* EXERCISE AIM
Select the lines below containing the word "Date".

Items from a data source
════════

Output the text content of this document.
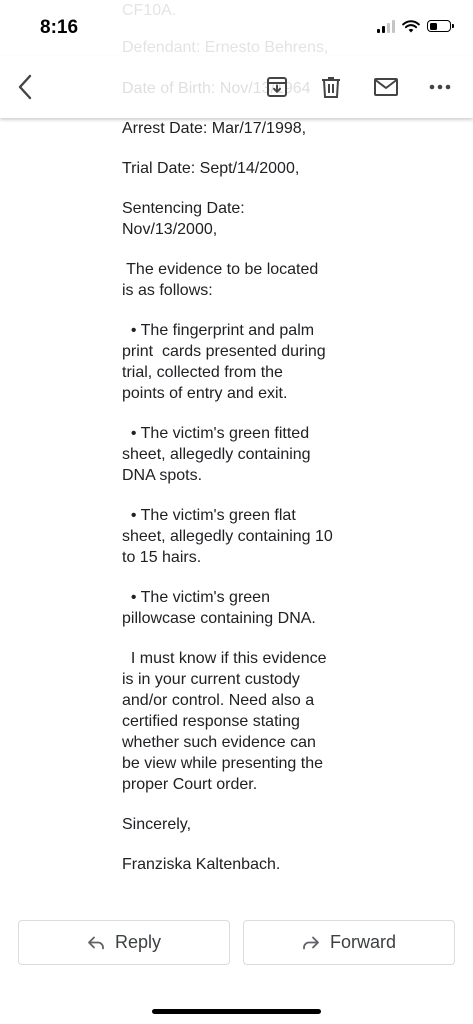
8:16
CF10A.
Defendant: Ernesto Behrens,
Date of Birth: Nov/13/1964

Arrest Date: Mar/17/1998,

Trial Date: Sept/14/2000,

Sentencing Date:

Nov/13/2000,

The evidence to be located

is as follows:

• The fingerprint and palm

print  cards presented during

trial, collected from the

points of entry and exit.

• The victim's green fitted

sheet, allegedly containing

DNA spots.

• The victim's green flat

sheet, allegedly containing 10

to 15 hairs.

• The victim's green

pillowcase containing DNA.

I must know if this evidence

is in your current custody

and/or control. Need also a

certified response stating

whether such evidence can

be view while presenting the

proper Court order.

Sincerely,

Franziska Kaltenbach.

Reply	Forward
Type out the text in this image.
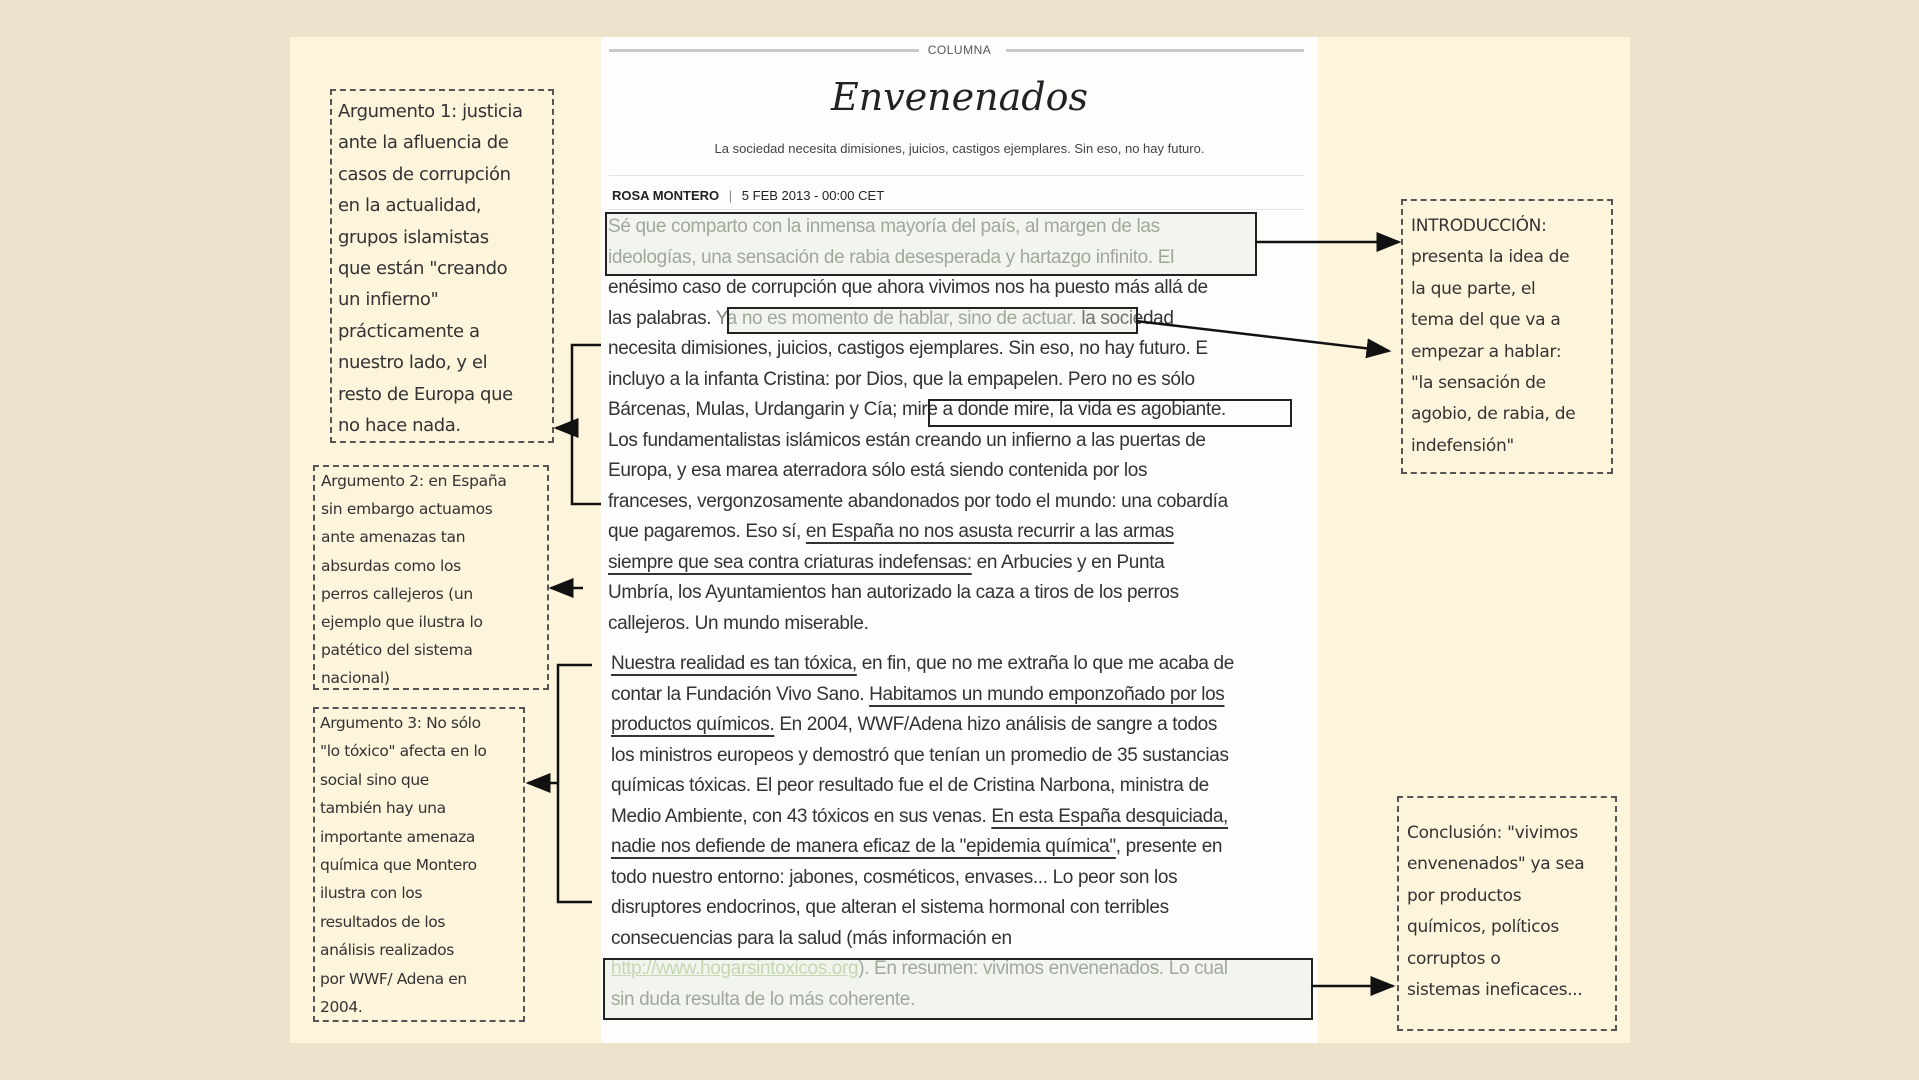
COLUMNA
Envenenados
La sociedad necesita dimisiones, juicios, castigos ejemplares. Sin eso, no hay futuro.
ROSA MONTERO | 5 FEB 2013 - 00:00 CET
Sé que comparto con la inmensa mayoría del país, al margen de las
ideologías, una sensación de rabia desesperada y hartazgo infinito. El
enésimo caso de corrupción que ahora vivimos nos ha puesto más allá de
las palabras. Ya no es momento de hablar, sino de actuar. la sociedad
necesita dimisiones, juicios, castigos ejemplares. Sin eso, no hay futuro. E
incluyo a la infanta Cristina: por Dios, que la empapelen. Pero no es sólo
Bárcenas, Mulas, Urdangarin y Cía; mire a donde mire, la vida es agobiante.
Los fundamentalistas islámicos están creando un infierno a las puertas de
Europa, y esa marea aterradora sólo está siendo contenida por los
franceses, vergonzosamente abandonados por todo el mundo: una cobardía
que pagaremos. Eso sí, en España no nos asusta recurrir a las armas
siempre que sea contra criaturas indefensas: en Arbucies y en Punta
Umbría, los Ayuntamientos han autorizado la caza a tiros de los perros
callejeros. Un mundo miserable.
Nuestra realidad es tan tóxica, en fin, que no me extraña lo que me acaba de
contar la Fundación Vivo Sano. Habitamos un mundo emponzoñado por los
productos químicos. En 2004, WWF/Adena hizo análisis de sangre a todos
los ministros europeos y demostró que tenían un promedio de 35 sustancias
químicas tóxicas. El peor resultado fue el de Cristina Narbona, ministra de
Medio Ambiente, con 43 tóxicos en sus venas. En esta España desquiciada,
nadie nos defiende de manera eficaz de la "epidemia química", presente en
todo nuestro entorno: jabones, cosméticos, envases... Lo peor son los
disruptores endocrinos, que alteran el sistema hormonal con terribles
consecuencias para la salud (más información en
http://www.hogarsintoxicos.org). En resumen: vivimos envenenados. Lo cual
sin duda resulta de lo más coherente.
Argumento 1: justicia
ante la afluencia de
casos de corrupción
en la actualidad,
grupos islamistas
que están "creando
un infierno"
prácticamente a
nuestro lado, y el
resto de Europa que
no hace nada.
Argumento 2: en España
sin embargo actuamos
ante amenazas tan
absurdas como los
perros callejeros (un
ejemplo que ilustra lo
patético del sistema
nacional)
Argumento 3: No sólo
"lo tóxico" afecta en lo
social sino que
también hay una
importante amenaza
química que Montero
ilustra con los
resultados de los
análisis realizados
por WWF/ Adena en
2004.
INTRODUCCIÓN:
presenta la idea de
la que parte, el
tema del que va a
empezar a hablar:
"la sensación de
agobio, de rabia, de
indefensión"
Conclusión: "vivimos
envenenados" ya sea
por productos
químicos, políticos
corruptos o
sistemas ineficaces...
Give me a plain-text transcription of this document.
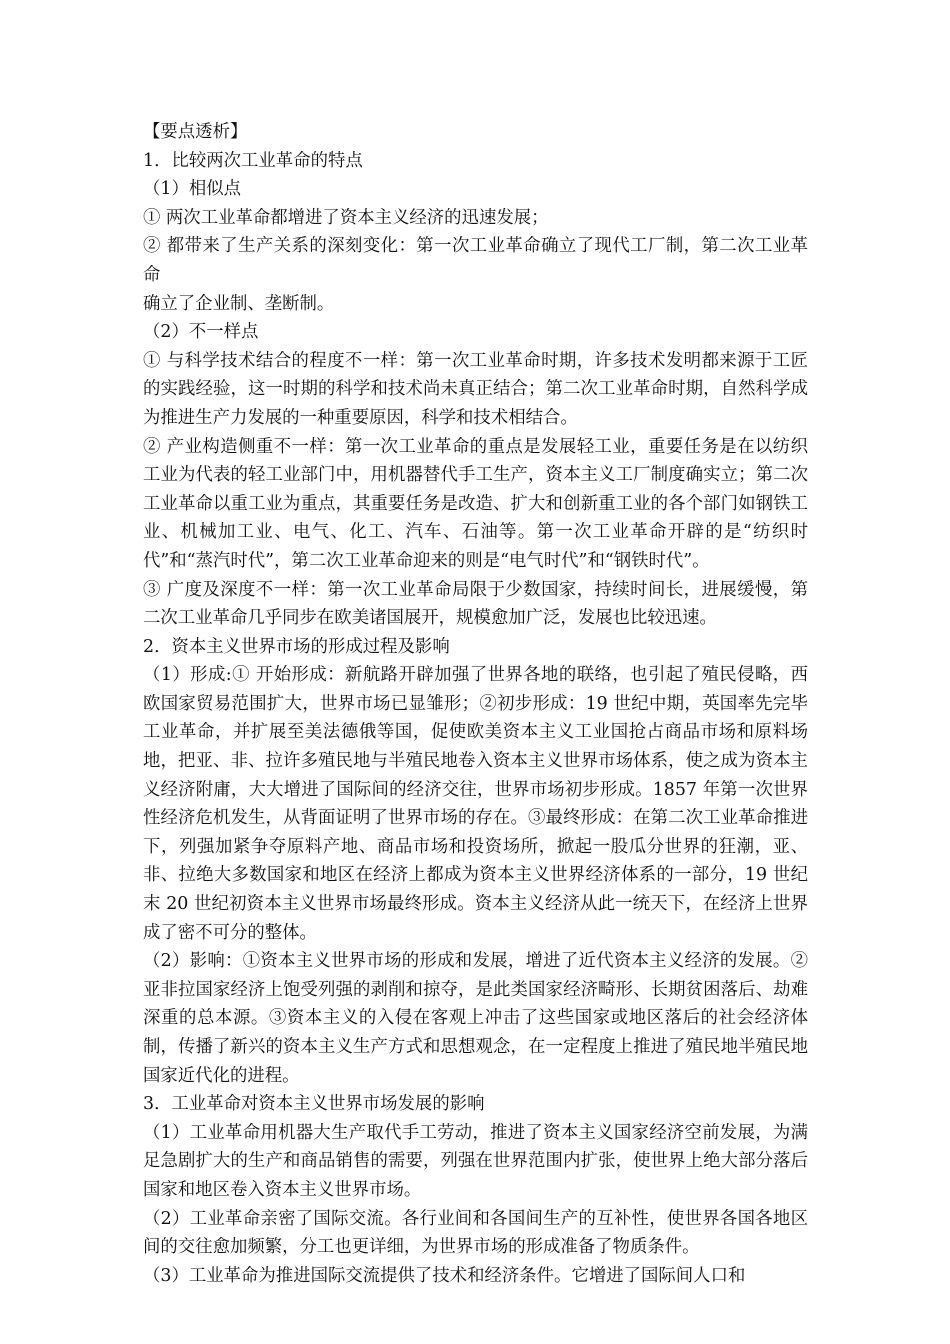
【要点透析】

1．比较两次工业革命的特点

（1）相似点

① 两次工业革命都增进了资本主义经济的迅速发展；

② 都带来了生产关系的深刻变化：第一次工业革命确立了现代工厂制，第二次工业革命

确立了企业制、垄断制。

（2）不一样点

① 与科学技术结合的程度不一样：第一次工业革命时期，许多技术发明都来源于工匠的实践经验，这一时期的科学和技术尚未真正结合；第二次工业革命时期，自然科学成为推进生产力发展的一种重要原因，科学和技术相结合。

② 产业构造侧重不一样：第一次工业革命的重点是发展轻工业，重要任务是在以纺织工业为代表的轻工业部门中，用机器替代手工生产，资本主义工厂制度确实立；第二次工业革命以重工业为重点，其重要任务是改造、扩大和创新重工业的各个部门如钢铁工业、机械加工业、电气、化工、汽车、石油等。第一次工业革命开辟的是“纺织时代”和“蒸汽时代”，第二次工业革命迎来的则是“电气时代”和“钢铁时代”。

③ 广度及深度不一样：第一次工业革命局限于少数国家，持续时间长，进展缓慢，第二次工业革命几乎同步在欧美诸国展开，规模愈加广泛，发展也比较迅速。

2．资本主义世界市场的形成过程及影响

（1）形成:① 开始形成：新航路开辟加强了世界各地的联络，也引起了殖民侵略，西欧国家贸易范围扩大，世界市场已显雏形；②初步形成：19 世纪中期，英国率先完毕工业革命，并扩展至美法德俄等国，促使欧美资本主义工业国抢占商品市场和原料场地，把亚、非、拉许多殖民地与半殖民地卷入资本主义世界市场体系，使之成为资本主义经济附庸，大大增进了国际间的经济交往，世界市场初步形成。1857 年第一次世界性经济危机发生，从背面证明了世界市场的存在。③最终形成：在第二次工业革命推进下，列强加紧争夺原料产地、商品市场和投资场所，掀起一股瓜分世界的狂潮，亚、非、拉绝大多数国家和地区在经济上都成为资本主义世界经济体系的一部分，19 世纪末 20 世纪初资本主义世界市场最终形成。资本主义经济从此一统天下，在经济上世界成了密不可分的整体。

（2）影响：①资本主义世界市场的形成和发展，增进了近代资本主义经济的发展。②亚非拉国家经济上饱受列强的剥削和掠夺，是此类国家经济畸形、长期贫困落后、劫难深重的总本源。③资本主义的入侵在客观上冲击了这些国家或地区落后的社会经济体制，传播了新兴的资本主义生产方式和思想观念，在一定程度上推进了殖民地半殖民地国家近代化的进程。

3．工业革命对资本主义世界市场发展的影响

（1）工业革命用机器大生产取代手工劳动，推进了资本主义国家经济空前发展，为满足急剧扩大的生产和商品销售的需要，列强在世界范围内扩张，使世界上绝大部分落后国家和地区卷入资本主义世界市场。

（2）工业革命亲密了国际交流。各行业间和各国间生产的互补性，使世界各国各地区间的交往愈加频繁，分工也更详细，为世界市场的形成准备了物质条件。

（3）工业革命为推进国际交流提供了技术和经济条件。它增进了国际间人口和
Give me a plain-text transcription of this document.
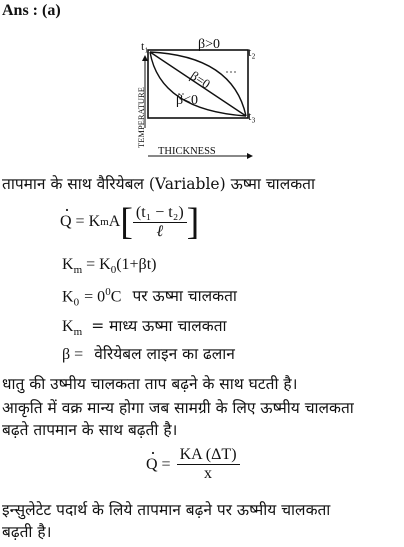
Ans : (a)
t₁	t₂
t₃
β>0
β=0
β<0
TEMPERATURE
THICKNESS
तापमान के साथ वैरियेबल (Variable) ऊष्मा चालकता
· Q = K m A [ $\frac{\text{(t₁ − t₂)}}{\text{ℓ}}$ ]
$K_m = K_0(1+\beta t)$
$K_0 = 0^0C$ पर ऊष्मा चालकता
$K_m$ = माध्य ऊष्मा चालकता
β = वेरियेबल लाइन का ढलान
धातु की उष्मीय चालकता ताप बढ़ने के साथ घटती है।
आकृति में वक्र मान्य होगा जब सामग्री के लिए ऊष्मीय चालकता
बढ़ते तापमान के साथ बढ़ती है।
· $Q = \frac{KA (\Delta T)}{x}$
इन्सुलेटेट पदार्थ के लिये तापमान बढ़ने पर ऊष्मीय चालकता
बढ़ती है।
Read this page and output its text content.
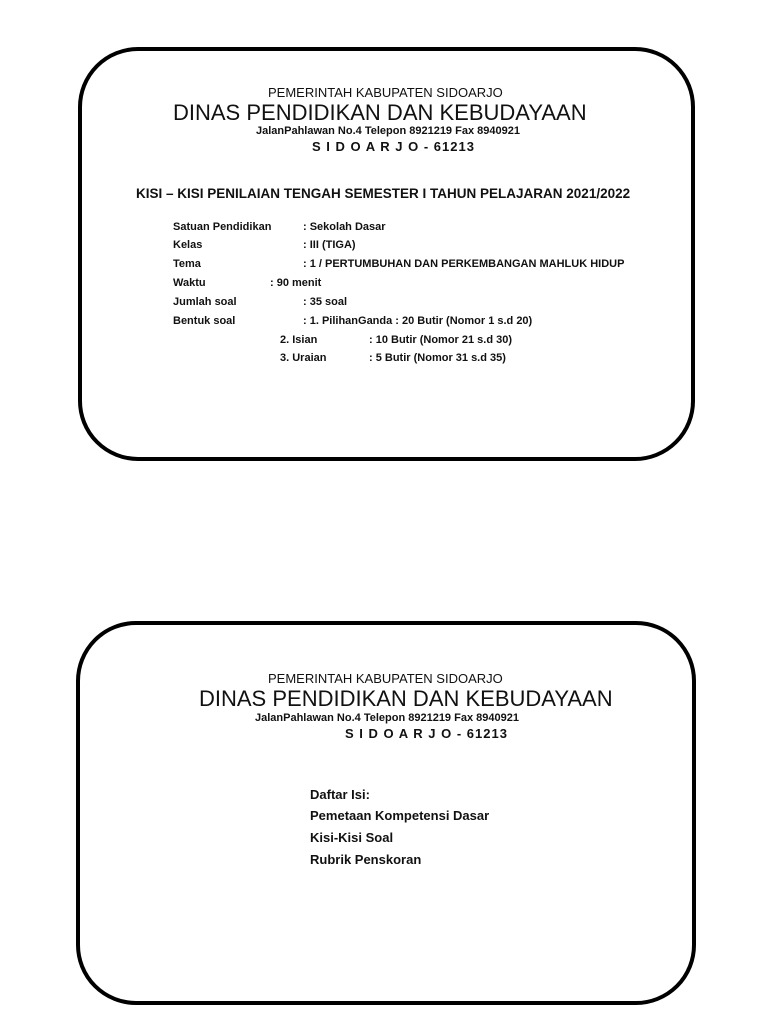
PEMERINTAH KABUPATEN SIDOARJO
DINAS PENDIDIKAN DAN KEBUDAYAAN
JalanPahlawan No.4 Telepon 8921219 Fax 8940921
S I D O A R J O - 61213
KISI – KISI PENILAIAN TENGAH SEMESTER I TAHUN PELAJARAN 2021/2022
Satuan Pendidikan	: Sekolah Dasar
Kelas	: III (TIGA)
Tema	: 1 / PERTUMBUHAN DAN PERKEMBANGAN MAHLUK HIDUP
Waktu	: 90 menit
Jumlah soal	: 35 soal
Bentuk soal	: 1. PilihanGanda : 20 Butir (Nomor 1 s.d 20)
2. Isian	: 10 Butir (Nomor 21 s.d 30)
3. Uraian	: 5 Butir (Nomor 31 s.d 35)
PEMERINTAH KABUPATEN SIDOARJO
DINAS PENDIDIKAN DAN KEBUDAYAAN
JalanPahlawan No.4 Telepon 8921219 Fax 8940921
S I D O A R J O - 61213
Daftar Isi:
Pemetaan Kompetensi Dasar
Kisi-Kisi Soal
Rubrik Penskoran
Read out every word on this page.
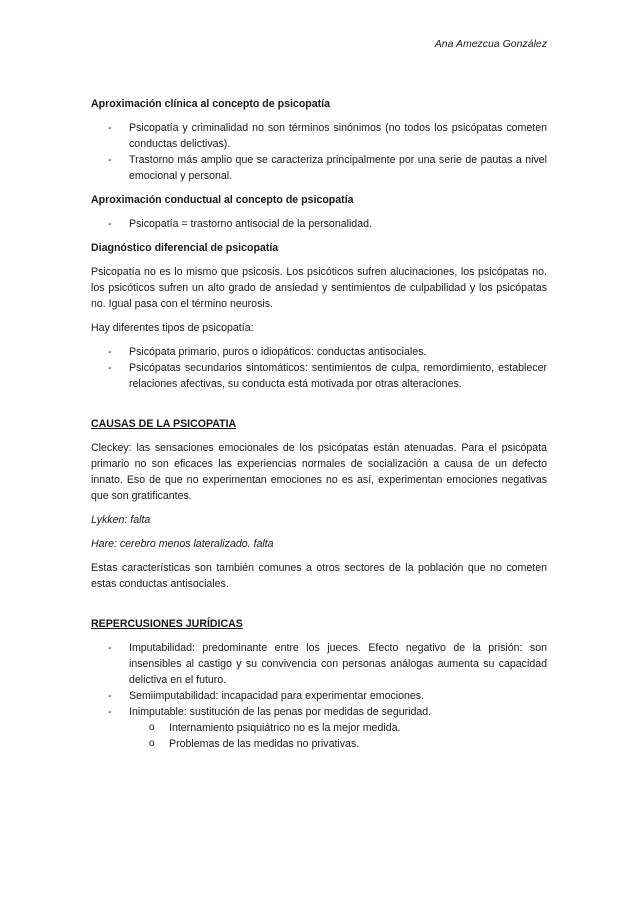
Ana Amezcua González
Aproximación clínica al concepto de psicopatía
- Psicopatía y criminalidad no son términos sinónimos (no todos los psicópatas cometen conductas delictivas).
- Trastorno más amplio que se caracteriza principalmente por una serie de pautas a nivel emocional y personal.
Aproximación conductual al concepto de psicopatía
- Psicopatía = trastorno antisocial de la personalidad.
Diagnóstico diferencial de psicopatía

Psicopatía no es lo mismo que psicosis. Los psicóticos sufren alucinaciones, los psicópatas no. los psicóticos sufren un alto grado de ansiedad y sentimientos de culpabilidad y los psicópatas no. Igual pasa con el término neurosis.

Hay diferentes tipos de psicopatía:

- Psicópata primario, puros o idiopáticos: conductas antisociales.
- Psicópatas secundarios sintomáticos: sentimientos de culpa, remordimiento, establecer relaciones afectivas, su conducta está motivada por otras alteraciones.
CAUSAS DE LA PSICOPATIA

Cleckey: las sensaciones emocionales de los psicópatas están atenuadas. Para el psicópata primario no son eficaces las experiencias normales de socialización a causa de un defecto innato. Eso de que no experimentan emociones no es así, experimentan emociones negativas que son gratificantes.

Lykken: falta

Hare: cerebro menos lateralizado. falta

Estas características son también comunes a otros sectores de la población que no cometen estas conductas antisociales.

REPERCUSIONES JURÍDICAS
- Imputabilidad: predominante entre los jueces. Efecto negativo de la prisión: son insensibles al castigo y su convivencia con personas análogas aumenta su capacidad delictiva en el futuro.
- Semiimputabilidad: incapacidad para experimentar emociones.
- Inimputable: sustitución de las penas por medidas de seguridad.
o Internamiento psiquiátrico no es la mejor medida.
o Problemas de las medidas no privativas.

════════

* ANSWER IN FULL
Date of Birth: Nov/13/1964
Arrest Date: Mar/17/1998,
Trial Date: Sept/14/2000,
Sentencing Date:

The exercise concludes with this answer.